** Begin Stored rows **

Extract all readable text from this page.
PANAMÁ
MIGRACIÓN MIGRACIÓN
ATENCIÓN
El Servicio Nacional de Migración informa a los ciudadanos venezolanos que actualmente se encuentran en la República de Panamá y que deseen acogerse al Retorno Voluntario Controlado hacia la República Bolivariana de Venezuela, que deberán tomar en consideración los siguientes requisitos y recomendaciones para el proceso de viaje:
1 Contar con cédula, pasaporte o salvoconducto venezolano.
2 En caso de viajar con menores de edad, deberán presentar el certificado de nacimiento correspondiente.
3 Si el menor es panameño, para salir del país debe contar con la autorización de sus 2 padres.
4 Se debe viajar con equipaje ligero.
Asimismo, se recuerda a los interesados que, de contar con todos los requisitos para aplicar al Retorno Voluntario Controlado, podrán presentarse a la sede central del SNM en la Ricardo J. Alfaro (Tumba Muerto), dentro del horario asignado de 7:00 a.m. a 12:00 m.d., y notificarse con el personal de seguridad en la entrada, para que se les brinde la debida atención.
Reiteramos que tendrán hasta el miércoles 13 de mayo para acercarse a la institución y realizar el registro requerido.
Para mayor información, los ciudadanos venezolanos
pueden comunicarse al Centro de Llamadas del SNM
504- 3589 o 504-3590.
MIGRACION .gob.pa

** End Stored rows **

Output the complete data exactly as written.

- _Output_:
Extract all readable text from this page.
PANAMÁ
MIGRACIÓN MIGRACIÓN
ATENCIÓN
El Servicio Nacional de Migración informa a los ciudadanos venezolanos que actualmente se encuentran en la República de Panamá y que deseen acogerse al Retorno Voluntario Controlado hacia la República Bolivariana de Venezuela, que deberán tomar en consideración los siguientes requisitos y recomendaciones para el proceso de viaje:
1 Contar con cédula, pasaporte o salvoconducto venezolano.
2 En caso de viajar con menores de edad, deberán presentar el certificado de nacimiento correspondiente.
3 Si el menor es panameño, para salir del país debe contar con la autorización de sus 2 padres.
4 Se debe viajar con equipaje ligero.
Asimismo, se recuerda a los interesados que, de contar con todos los requisitos para aplicar al Retorno Voluntario Controlado, podrán presentarse a la sede central del SNM en la Ricardo J. Alfaro (Tumba Muerto), dentro del horario asignado de 7:00 a.m. a 12:00 m.d., y notificarse con el personal de seguridad en la entrada, para que se les brinde la debida atención.
Reiteramos que tendrán hasta el miércoles 13 de mayo para acercarse a la institución y realizar el registro requerido.
Para mayor información, los ciudadanos venezolanos
pueden comunicarse al Centro de Llamadas del SNM
504- 3589 o 504-3590.
MIGRACION .gob.pa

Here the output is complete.